▸ Required work
For each line that holds "till", copy the line out.

========

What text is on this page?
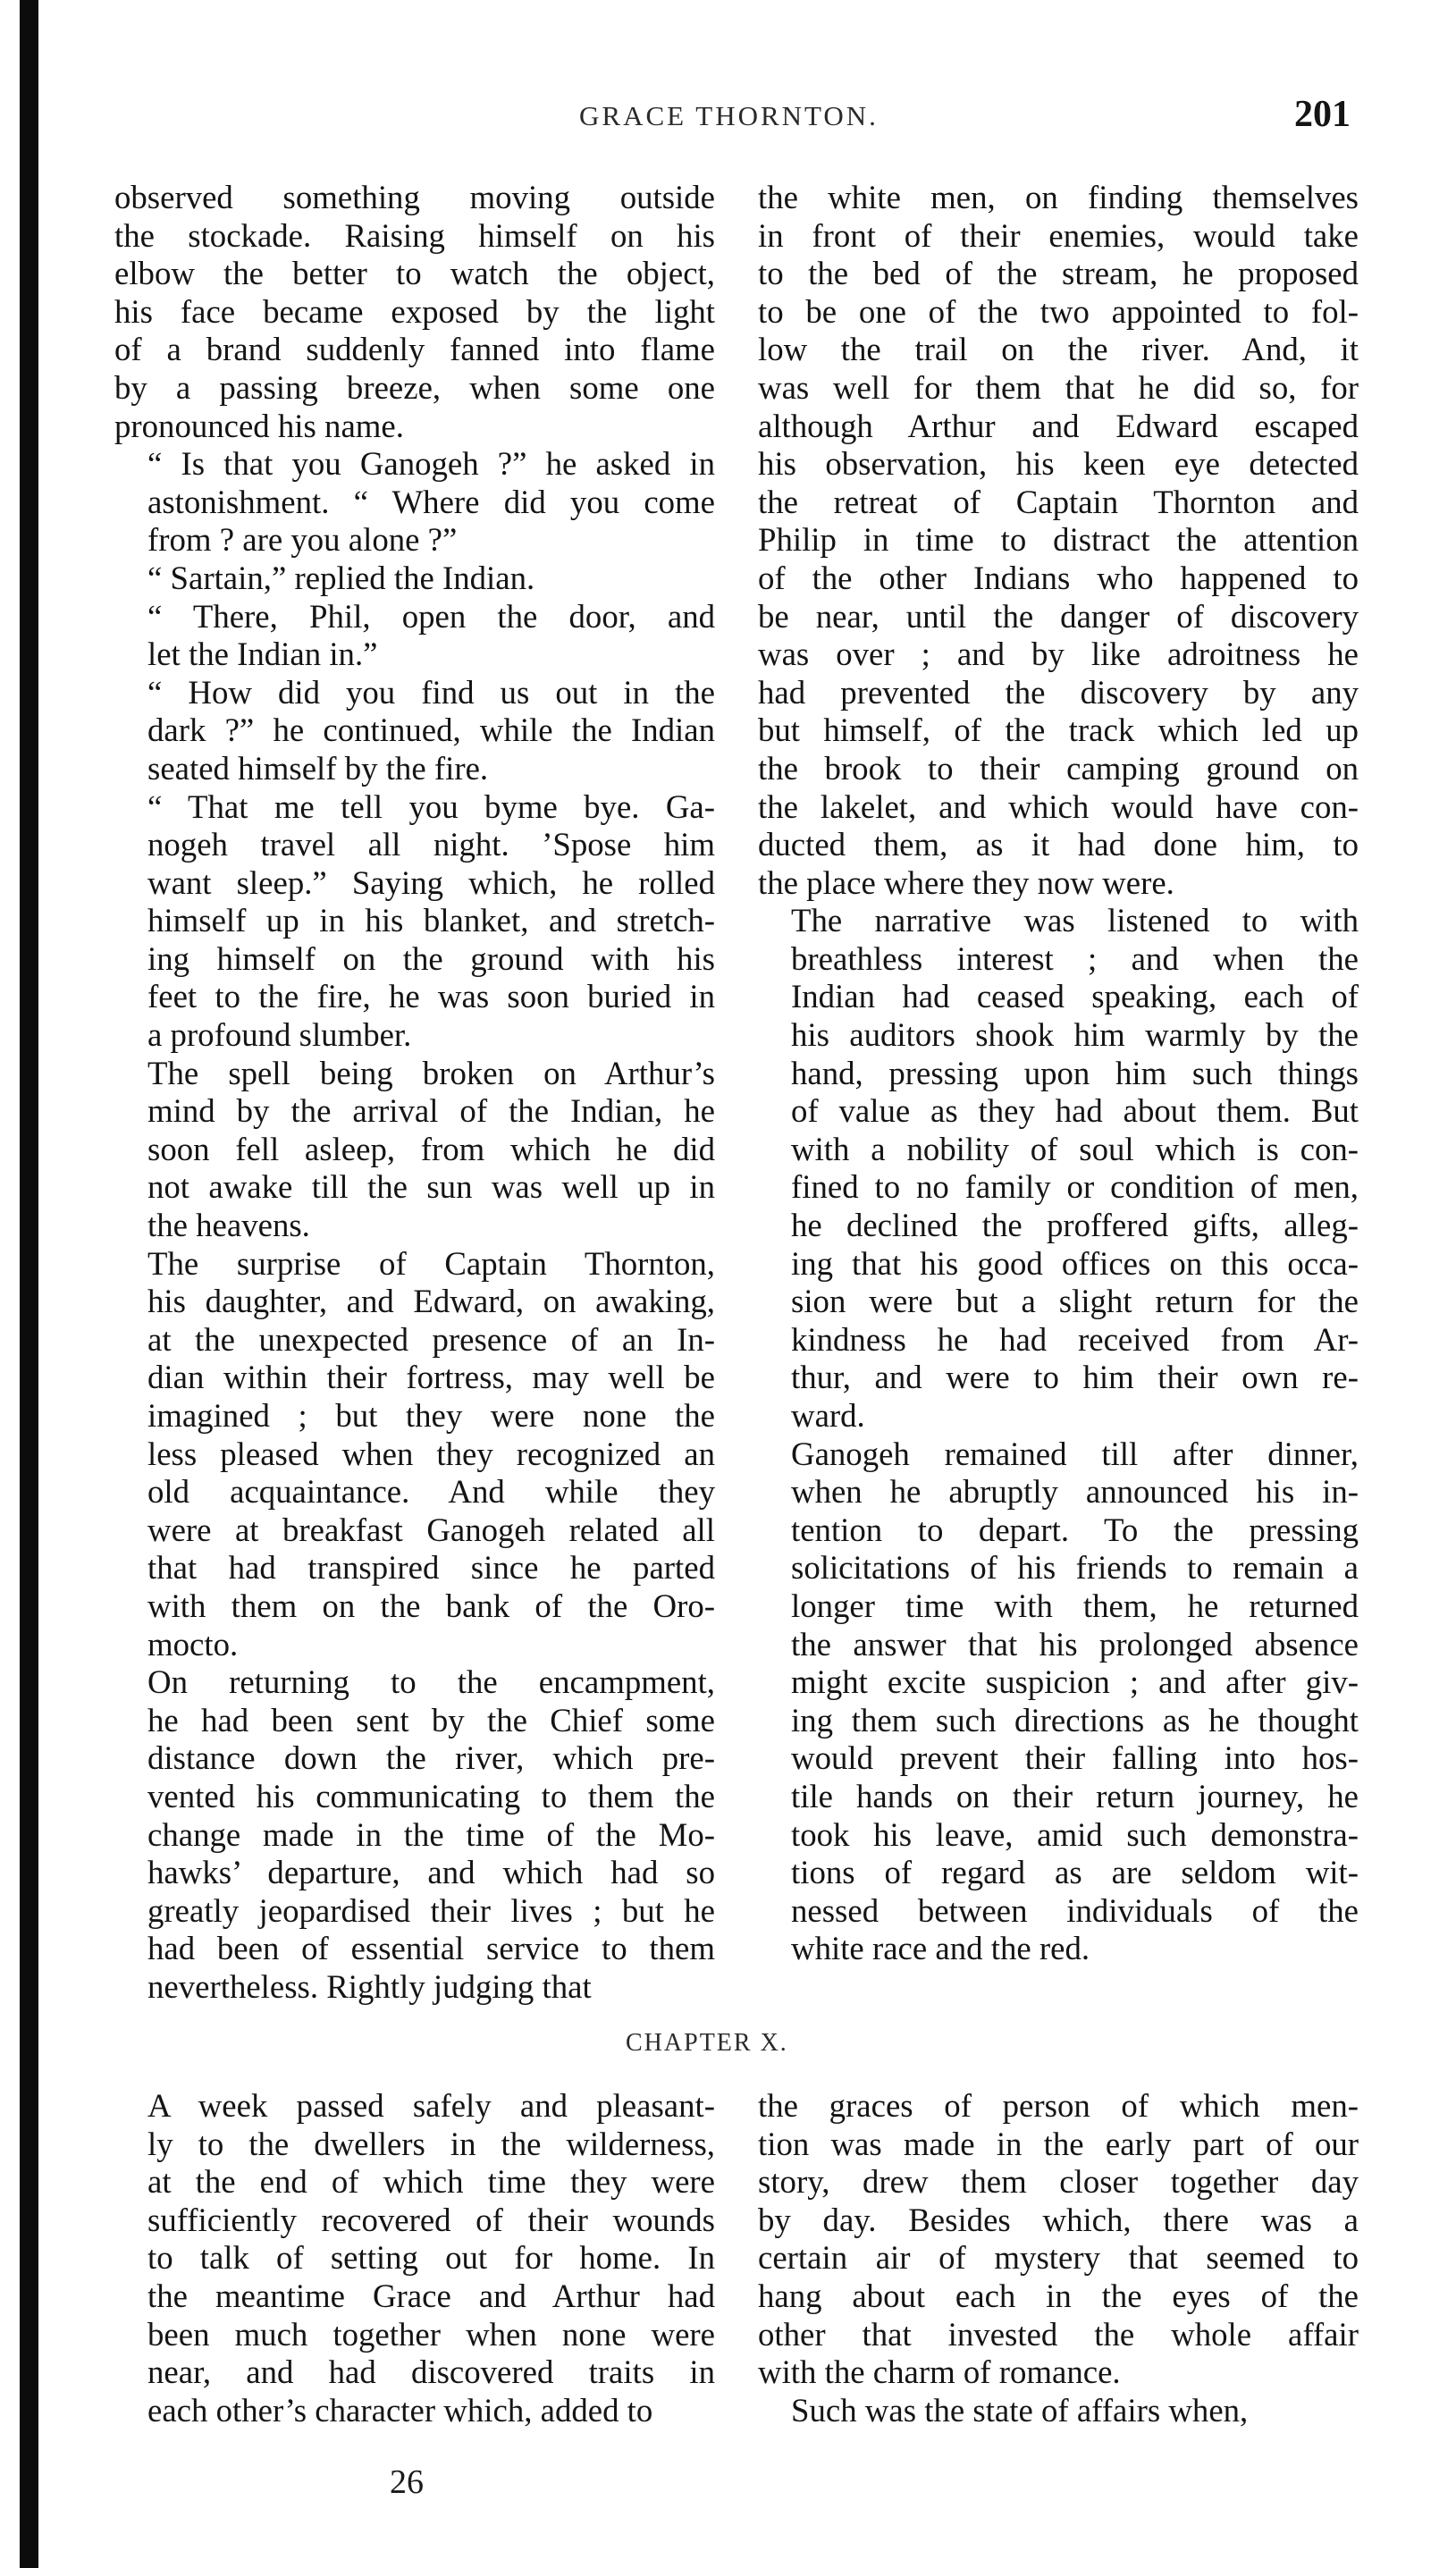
GRACE THORNTON.	201

observed something moving outside
the stockade. Raising himself on his
elbow the better to watch the object,
his face became exposed by the light
of a brand suddenly fanned into flame
by a passing breeze, when some one
pronounced his name.

“ Is that you Ganogeh ?” he asked in
astonishment. “ Where did you come
from ? are you alone ?”

“ Sartain,” replied the Indian.

“ There, Phil, open the door, and
let the Indian in.”

“ How did you find us out in the
dark ?” he continued, while the Indian
seated himself by the fire.

“ That me tell you byme bye. Ga-
nogeh travel all night. ’Spose him
want sleep.” Saying which, he rolled
himself up in his blanket, and stretch-
ing himself on the ground with his
feet to the fire, he was soon buried in
a profound slumber.

The spell being broken on Arthur’s
mind by the arrival of the Indian, he
soon fell asleep, from which he did
not awake till the sun was well up in
the heavens.

The surprise of Captain Thornton,
his daughter, and Edward, on awaking,
at the unexpected presence of an In-
dian within their fortress, may well be
imagined ; but they were none the
less pleased when they recognized an
old acquaintance. And while they
were at breakfast Ganogeh related all
that had transpired since he parted
with them on the bank of the Oro-
mocto.

On returning to the encampment,
he had been sent by the Chief some
distance down the river, which pre-
vented his communicating to them the
change made in the time of the Mo-
hawks’ departure, and which had so
greatly jeopardised their lives ; but he
had been of essential service to them
nevertheless. Rightly judging that

the white men, on finding themselves
in front of their enemies, would take
to the bed of the stream, he proposed
to be one of the two appointed to fol-
low the trail on the river. And, it
was well for them that he did so, for
although Arthur and Edward escaped
his observation, his keen eye detected
the retreat of Captain Thornton and
Philip in time to distract the attention
of the other Indians who happened to
be near, until the danger of discovery
was over ; and by like adroitness he
had prevented the discovery by any
but himself, of the track which led up
the brook to their camping ground on
the lakelet, and which would have con-
ducted them, as it had done him, to
the place where they now were.

The narrative was listened to with
breathless interest ; and when the
Indian had ceased speaking, each of
his auditors shook him warmly by the
hand, pressing upon him such things
of value as they had about them. But
with a nobility of soul which is con-
fined to no family or condition of men,
he declined the proffered gifts, alleg-
ing that his good offices on this occa-
sion were but a slight return for the
kindness he had received from Ar-
thur, and were to him their own re-
ward.

Ganogeh remained till after dinner,
when he abruptly announced his in-
tention to depart. To the pressing
solicitations of his friends to remain a
longer time with them, he returned
the answer that his prolonged absence
might excite suspicion ; and after giv-
ing them such directions as he thought
would prevent their falling into hos-
tile hands on their return journey, he
took his leave, amid such demonstra-
tions of regard as are seldom wit-
nessed between individuals of the
white race and the red.

CHAPTER X.

A week passed safely and pleasant-
ly to the dwellers in the wilderness,
at the end of which time they were
sufficiently recovered of their wounds
to talk of setting out for home. In
the meantime Grace and Arthur had
been much together when none were
near, and had discovered traits in
each other’s character which, added to

the graces of person of which men-
tion was made in the early part of our
story, drew them closer together day
by day. Besides which, there was a
certain air of mystery that seemed to
hang about each in the eyes of the
other that invested the whole affair
with the charm of romance.

Such was the state of affairs when,

26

========

▸ Expected output
not awake till the sun was well up in
Ganogeh remained till after dinner,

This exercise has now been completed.